GIVEN PROBLEM –
Leave out the pictures and transcribe everything else exactly.

[SUPPLIED MATERIAL start]

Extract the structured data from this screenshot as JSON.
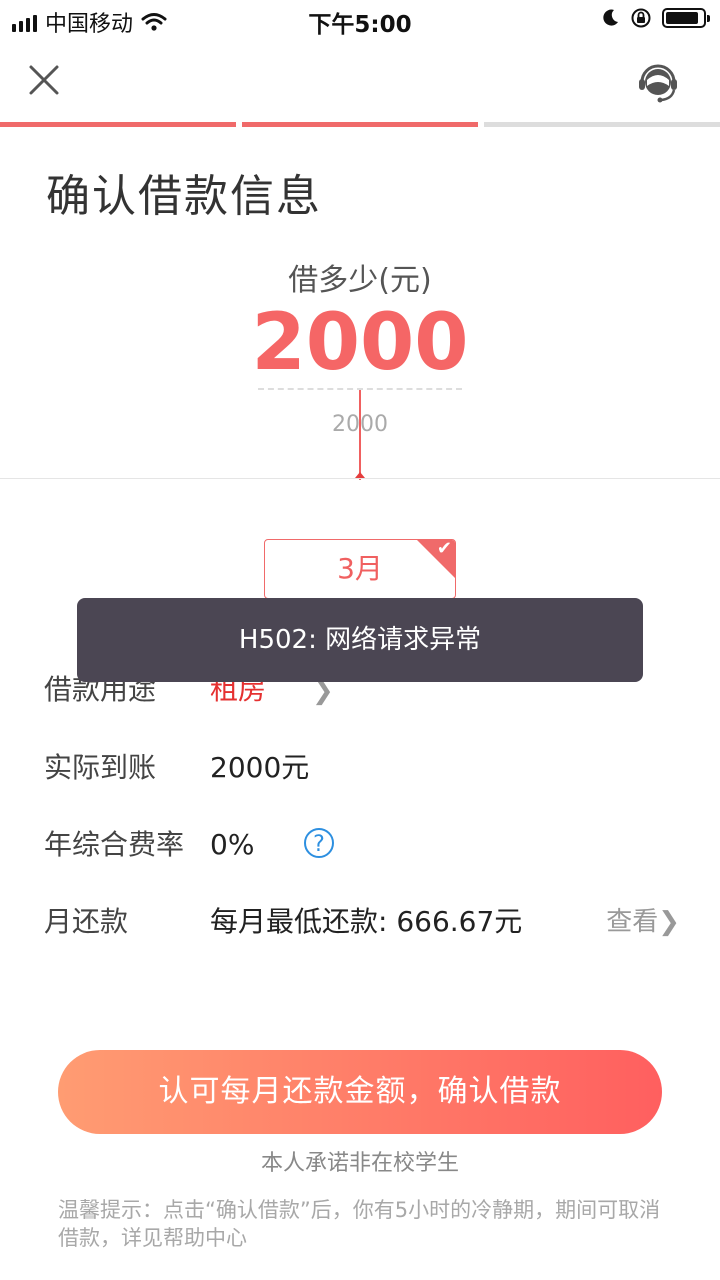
{
  "status_bar": {
    "carrier": "中国移动",
    "time": "下午5:00",
    "battery_level": 0.9
  },
  "nav": {
    "close_icon": "close-icon",
    "service_icon": "headset-icon"
  },
  "progress": {
    "total_steps": 3,
    "completed_steps": 2
  },
  "page_title": "确认借款信息",
  "amount": {
    "label": "借多少(元)",
    "value": "2000",
    "slider_value": "2000"
  },
  "term": {
    "selected": "3月"
  },
  "toast": {
    "message": "H502: 网络请求异常"
  },
  "details": {
    "purpose": {
      "label": "借款用途",
      "value": "租房"
    },
    "received": {
      "label": "实际到账",
      "value": "2000元"
    },
    "rate": {
      "label": "年综合费率",
      "value": "0%",
      "help": "?"
    },
    "monthly": {
      "label": "月还款",
      "value": "每月最低还款: 666.67元",
      "link": "查看"
    }
  },
  "confirm_button": "认可每月还款金额，确认借款",
  "pledge": "本人承诺非在校学生",
  "tip": "温馨提示：点击“确认借款”后，你有5小时的冷静期，期间可取消借款，详见帮助中心",
  "colors": {
    "accent": "#f06060",
    "amount": "#f56666",
    "progress_active": "#f06a6a",
    "progress_inactive": "#dddddd",
    "button_start": "#ff9c72",
    "button_end": "#ff5f5f"
  }
}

[SUPPLIED MATERIAL end]

TASK OUTPUT –
Extract the structured data from this screenshot as JSON.
{
  "status_bar": {
    "carrier": "中国移动",
    "time": "下午5:00",
    "battery_level": 0.9
  },
  "nav": {
    "close_icon": "close-icon",
    "service_icon": "headset-icon"
  },
  "progress": {
    "total_steps": 3,
    "completed_steps": 2
  },
  "page_title": "确认借款信息",
  "amount": {
    "label": "借多少(元)",
    "value": "2000",
    "slider_value": "2000"
  },
  "term": {
    "selected": "3月"
  },
  "toast": {
    "message": "H502: 网络请求异常"
  },
  "details": {
    "purpose": {
      "label": "借款用途",
      "value": "租房"
    },
    "received": {
      "label": "实际到账",
      "value": "2000元"
    },
    "rate": {
      "label": "年综合费率",
      "value": "0%",
      "help": "?"
    },
    "monthly": {
      "label": "月还款",
      "value": "每月最低还款: 666.67元",
      "link": "查看"
    }
  },
  "confirm_button": "认可每月还款金额，确认借款",
  "pledge": "本人承诺非在校学生",
  "tip": "温馨提示：点击“确认借款”后，你有5小时的冷静期，期间可取消借款，详见帮助中心",
  "colors": {
    "accent": "#f06060",
    "amount": "#f56666",
    "progress_active": "#f06a6a",
    "progress_inactive": "#dddddd",
    "button_start": "#ff9c72",
    "button_end": "#ff5f5f"
  }
}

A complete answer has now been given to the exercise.